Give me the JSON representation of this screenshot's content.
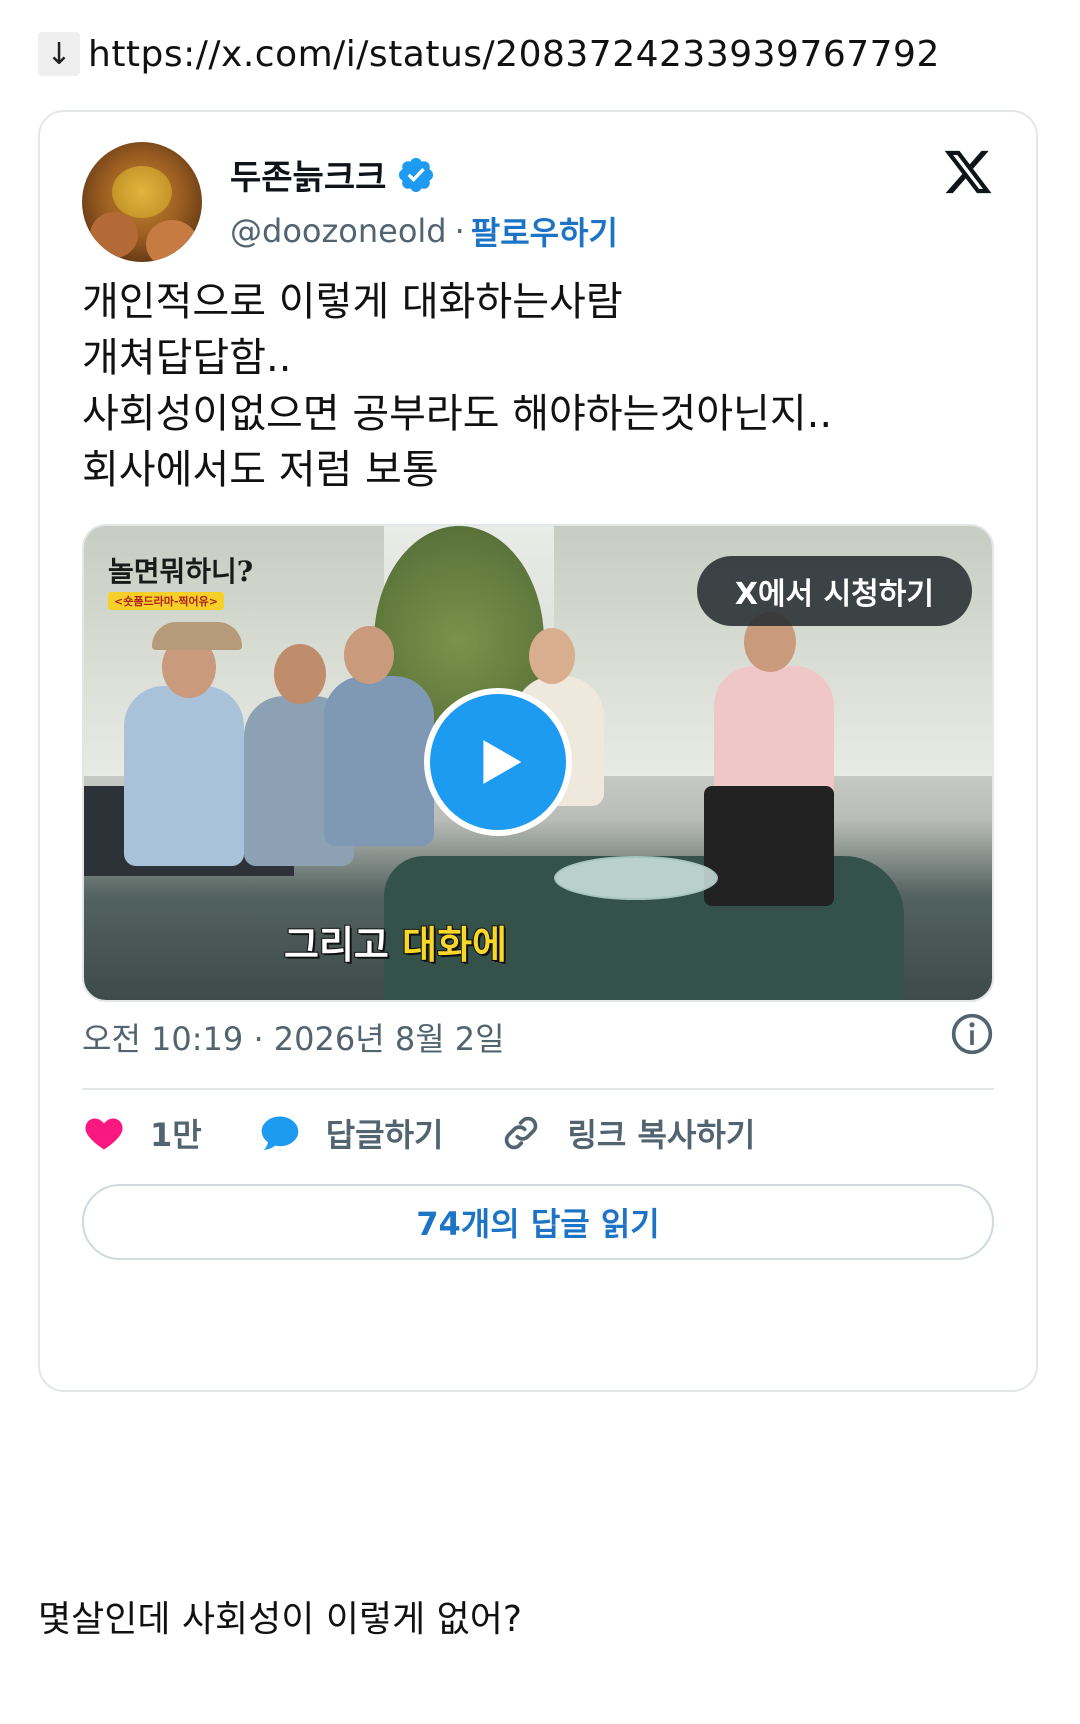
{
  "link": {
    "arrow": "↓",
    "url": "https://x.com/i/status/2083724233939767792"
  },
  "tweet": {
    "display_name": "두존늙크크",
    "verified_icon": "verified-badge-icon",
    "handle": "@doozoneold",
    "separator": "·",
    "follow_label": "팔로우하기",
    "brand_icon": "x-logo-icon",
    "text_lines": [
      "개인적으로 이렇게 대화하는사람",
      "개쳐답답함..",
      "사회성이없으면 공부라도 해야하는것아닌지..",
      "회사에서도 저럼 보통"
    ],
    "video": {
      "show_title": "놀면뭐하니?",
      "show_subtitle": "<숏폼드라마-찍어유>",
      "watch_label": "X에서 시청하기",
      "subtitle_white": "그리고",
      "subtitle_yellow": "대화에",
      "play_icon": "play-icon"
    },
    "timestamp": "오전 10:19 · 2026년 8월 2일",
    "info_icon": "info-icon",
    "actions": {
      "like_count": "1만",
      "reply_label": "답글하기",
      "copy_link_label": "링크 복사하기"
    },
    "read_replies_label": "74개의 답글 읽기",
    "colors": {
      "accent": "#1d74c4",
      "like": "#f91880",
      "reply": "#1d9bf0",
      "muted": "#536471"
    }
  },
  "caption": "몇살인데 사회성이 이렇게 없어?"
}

### Goal
All of the entries above should be copied exactly, except for the pictures.

### Answer to this problem
Give me the JSON representation of this screenshot's content.
{
  "link": {
    "arrow": "↓",
    "url": "https://x.com/i/status/2083724233939767792"
  },
  "tweet": {
    "display_name": "두존늙크크",
    "verified_icon": "verified-badge-icon",
    "handle": "@doozoneold",
    "separator": "·",
    "follow_label": "팔로우하기",
    "brand_icon": "x-logo-icon",
    "text_lines": [
      "개인적으로 이렇게 대화하는사람",
      "개쳐답답함..",
      "사회성이없으면 공부라도 해야하는것아닌지..",
      "회사에서도 저럼 보통"
    ],
    "video": {
      "show_title": "놀면뭐하니?",
      "show_subtitle": "<숏폼드라마-찍어유>",
      "watch_label": "X에서 시청하기",
      "subtitle_white": "그리고",
      "subtitle_yellow": "대화에",
      "play_icon": "play-icon"
    },
    "timestamp": "오전 10:19 · 2026년 8월 2일",
    "info_icon": "info-icon",
    "actions": {
      "like_count": "1만",
      "reply_label": "답글하기",
      "copy_link_label": "링크 복사하기"
    },
    "read_replies_label": "74개의 답글 읽기",
    "colors": {
      "accent": "#1d74c4",
      "like": "#f91880",
      "reply": "#1d9bf0",
      "muted": "#536471"
    }
  },
  "caption": "몇살인데 사회성이 이렇게 없어?"
}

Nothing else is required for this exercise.